>> Begin EXTRACTED DATA
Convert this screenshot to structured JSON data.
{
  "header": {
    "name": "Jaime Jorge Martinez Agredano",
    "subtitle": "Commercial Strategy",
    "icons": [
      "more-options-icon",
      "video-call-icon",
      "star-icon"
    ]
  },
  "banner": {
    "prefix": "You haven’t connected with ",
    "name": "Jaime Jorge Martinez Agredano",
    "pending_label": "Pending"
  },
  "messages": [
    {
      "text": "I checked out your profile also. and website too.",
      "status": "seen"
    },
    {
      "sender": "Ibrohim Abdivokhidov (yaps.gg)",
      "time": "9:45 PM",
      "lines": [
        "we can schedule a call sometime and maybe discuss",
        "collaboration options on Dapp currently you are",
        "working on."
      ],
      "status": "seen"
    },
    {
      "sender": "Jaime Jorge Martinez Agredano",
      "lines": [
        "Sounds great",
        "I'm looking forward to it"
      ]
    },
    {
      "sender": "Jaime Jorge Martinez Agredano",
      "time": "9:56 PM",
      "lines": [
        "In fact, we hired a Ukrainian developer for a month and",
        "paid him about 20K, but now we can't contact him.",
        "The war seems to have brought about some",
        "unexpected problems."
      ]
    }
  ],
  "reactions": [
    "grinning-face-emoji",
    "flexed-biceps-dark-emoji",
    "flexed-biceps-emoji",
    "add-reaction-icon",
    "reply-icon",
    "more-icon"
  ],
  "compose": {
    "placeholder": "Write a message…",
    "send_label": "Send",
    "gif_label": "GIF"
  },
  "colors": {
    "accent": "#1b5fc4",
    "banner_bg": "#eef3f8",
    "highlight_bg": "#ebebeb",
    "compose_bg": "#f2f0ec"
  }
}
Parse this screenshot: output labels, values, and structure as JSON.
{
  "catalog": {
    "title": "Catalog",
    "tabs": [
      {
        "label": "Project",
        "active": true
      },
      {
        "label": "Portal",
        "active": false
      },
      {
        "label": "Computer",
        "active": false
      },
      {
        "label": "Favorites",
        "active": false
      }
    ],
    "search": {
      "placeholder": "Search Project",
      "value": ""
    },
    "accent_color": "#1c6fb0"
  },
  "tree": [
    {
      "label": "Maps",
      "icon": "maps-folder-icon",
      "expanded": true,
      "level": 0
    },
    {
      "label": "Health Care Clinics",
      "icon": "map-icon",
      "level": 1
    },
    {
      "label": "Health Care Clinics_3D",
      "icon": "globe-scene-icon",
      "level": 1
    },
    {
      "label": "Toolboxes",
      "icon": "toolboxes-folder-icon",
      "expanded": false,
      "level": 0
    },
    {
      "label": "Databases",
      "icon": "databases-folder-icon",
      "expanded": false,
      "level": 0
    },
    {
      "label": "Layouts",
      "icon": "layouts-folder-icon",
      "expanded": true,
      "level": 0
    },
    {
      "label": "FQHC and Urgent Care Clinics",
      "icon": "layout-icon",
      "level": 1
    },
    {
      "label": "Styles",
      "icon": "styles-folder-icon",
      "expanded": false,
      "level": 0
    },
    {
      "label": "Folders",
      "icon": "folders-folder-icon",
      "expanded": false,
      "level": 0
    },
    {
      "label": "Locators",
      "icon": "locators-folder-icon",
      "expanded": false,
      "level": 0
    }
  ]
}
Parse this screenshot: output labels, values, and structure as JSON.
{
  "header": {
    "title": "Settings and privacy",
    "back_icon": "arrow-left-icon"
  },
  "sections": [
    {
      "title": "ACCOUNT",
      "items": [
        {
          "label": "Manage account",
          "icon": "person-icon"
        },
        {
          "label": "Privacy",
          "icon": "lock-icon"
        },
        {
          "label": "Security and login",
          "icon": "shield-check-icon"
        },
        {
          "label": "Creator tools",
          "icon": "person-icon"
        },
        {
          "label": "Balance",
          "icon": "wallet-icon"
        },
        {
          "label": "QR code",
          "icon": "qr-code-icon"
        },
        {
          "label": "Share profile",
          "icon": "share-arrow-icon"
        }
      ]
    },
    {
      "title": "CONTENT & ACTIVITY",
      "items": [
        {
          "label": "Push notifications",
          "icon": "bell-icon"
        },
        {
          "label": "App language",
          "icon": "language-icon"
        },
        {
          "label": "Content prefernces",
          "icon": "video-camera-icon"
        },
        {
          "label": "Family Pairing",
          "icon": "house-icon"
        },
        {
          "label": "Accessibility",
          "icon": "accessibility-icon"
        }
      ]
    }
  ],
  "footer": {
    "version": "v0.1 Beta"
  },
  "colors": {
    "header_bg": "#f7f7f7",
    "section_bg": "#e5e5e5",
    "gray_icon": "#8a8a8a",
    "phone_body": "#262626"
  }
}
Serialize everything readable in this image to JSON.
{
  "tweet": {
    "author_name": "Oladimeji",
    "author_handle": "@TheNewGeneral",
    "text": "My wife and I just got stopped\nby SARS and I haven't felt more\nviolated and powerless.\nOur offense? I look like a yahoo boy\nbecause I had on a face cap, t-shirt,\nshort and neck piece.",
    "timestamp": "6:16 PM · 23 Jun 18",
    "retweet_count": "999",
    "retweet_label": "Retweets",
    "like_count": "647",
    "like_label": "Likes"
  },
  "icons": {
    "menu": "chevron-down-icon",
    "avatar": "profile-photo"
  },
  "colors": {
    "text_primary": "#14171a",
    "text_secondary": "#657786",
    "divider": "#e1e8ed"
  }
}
>> End EXTRACTED DATA
Return all of the above records exactly, leaving no line out.

** REPLY **
Convert this screenshot to structured JSON data.
{
  "header": {
    "name": "Jaime Jorge Martinez Agredano",
    "subtitle": "Commercial Strategy",
    "icons": [
      "more-options-icon",
      "video-call-icon",
      "star-icon"
    ]
  },
  "banner": {
    "prefix": "You haven’t connected with ",
    "name": "Jaime Jorge Martinez Agredano",
    "pending_label": "Pending"
  },
  "messages": [
    {
      "text": "I checked out your profile also. and website too.",
      "status": "seen"
    },
    {
      "sender": "Ibrohim Abdivokhidov (yaps.gg)",
      "time": "9:45 PM",
      "lines": [
        "we can schedule a call sometime and maybe discuss",
        "collaboration options on Dapp currently you are",
        "working on."
      ],
      "status": "seen"
    },
    {
      "sender": "Jaime Jorge Martinez Agredano",
      "lines": [
        "Sounds great",
        "I'm looking forward to it"
      ]
    },
    {
      "sender": "Jaime Jorge Martinez Agredano",
      "time": "9:56 PM",
      "lines": [
        "In fact, we hired a Ukrainian developer for a month and",
        "paid him about 20K, but now we can't contact him.",
        "The war seems to have brought about some",
        "unexpected problems."
      ]
    }
  ],
  "reactions": [
    "grinning-face-emoji",
    "flexed-biceps-dark-emoji",
    "flexed-biceps-emoji",
    "add-reaction-icon",
    "reply-icon",
    "more-icon"
  ],
  "compose": {
    "placeholder": "Write a message…",
    "send_label": "Send",
    "gif_label": "GIF"
  },
  "colors": {
    "accent": "#1b5fc4",
    "banner_bg": "#eef3f8",
    "highlight_bg": "#ebebeb",
    "compose_bg": "#f2f0ec"
  }
}
Parse this screenshot: output labels, values, and structure as JSON.
{
  "catalog": {
    "title": "Catalog",
    "tabs": [
      {
        "label": "Project",
        "active": true
      },
      {
        "label": "Portal",
        "active": false
      },
      {
        "label": "Computer",
        "active": false
      },
      {
        "label": "Favorites",
        "active": false
      }
    ],
    "search": {
      "placeholder": "Search Project",
      "value": ""
    },
    "accent_color": "#1c6fb0"
  },
  "tree": [
    {
      "label": "Maps",
      "icon": "maps-folder-icon",
      "expanded": true,
      "level": 0
    },
    {
      "label": "Health Care Clinics",
      "icon": "map-icon",
      "level": 1
    },
    {
      "label": "Health Care Clinics_3D",
      "icon": "globe-scene-icon",
      "level": 1
    },
    {
      "label": "Toolboxes",
      "icon": "toolboxes-folder-icon",
      "expanded": false,
      "level": 0
    },
    {
      "label": "Databases",
      "icon": "databases-folder-icon",
      "expanded": false,
      "level": 0
    },
    {
      "label": "Layouts",
      "icon": "layouts-folder-icon",
      "expanded": true,
      "level": 0
    },
    {
      "label": "FQHC and Urgent Care Clinics",
      "icon": "layout-icon",
      "level": 1
    },
    {
      "label": "Styles",
      "icon": "styles-folder-icon",
      "expanded": false,
      "level": 0
    },
    {
      "label": "Folders",
      "icon": "folders-folder-icon",
      "expanded": false,
      "level": 0
    },
    {
      "label": "Locators",
      "icon": "locators-folder-icon",
      "expanded": false,
      "level": 0
    }
  ]
}
Parse this screenshot: output labels, values, and structure as JSON.
{
  "header": {
    "title": "Settings and privacy",
    "back_icon": "arrow-left-icon"
  },
  "sections": [
    {
      "title": "ACCOUNT",
      "items": [
        {
          "label": "Manage account",
          "icon": "person-icon"
        },
        {
          "label": "Privacy",
          "icon": "lock-icon"
        },
        {
          "label": "Security and login",
          "icon": "shield-check-icon"
        },
        {
          "label": "Creator tools",
          "icon": "person-icon"
        },
        {
          "label": "Balance",
          "icon": "wallet-icon"
        },
        {
          "label": "QR code",
          "icon": "qr-code-icon"
        },
        {
          "label": "Share profile",
          "icon": "share-arrow-icon"
        }
      ]
    },
    {
      "title": "CONTENT & ACTIVITY",
      "items": [
        {
          "label": "Push notifications",
          "icon": "bell-icon"
        },
        {
          "label": "App language",
          "icon": "language-icon"
        },
        {
          "label": "Content prefernces",
          "icon": "video-camera-icon"
        },
        {
          "label": "Family Pairing",
          "icon": "house-icon"
        },
        {
          "label": "Accessibility",
          "icon": "accessibility-icon"
        }
      ]
    }
  ],
  "footer": {
    "version": "v0.1 Beta"
  },
  "colors": {
    "header_bg": "#f7f7f7",
    "section_bg": "#e5e5e5",
    "gray_icon": "#8a8a8a",
    "phone_body": "#262626"
  }
}
Serialize everything readable in this image to JSON.
{
  "tweet": {
    "author_name": "Oladimeji",
    "author_handle": "@TheNewGeneral",
    "text": "My wife and I just got stopped\nby SARS and I haven't felt more\nviolated and powerless.\nOur offense? I look like a yahoo boy\nbecause I had on a face cap, t-shirt,\nshort and neck piece.",
    "timestamp": "6:16 PM · 23 Jun 18",
    "retweet_count": "999",
    "retweet_label": "Retweets",
    "like_count": "647",
    "like_label": "Likes"
  },
  "icons": {
    "menu": "chevron-down-icon",
    "avatar": "profile-photo"
  },
  "colors": {
    "text_primary": "#14171a",
    "text_secondary": "#657786",
    "divider": "#e1e8ed"
  }
}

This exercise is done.